DATA SUPPLIED —
┄┄┄┄┄┄┄┄┄┄

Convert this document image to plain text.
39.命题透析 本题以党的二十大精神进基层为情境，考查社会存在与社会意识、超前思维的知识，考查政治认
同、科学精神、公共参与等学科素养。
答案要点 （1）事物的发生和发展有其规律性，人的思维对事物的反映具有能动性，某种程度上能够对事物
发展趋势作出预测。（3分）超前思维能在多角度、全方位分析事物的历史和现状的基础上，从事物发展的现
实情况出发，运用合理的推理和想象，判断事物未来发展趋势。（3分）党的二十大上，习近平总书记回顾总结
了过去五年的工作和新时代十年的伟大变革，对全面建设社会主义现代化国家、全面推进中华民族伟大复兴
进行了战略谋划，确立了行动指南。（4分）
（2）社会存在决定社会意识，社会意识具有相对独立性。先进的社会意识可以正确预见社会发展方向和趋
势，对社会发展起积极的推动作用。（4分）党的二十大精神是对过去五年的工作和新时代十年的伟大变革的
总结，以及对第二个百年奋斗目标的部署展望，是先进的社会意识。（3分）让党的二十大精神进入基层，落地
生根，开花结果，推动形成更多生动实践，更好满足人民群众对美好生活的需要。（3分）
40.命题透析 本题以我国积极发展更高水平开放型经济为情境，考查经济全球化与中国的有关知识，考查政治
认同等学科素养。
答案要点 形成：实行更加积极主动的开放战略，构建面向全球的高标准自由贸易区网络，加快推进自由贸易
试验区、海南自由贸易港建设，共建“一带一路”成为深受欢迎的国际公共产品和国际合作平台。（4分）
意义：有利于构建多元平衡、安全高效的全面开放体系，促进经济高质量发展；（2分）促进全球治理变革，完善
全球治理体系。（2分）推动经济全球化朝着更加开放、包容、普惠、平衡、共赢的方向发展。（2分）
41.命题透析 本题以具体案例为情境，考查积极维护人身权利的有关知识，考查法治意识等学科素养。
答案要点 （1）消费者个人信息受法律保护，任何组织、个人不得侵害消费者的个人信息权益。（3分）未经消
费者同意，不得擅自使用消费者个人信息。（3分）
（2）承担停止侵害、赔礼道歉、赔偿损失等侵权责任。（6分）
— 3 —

┄┄┄┄┄┄┄┄┄┄

WORK TO DO — Show the lines from the data above that contain the string "命题透析".

TASK OUTPUT —
39.命题透析 本题以党的二十大精神进基层为情境，考查社会存在与社会意识、超前思维的知识，考查政治认
40.命题透析 本题以我国积极发展更高水平开放型经济为情境，考查经济全球化与中国的有关知识，考查政治
41.命题透析 本题以具体案例为情境，考查积极维护人身权利的有关知识，考查法治意识等学科素养。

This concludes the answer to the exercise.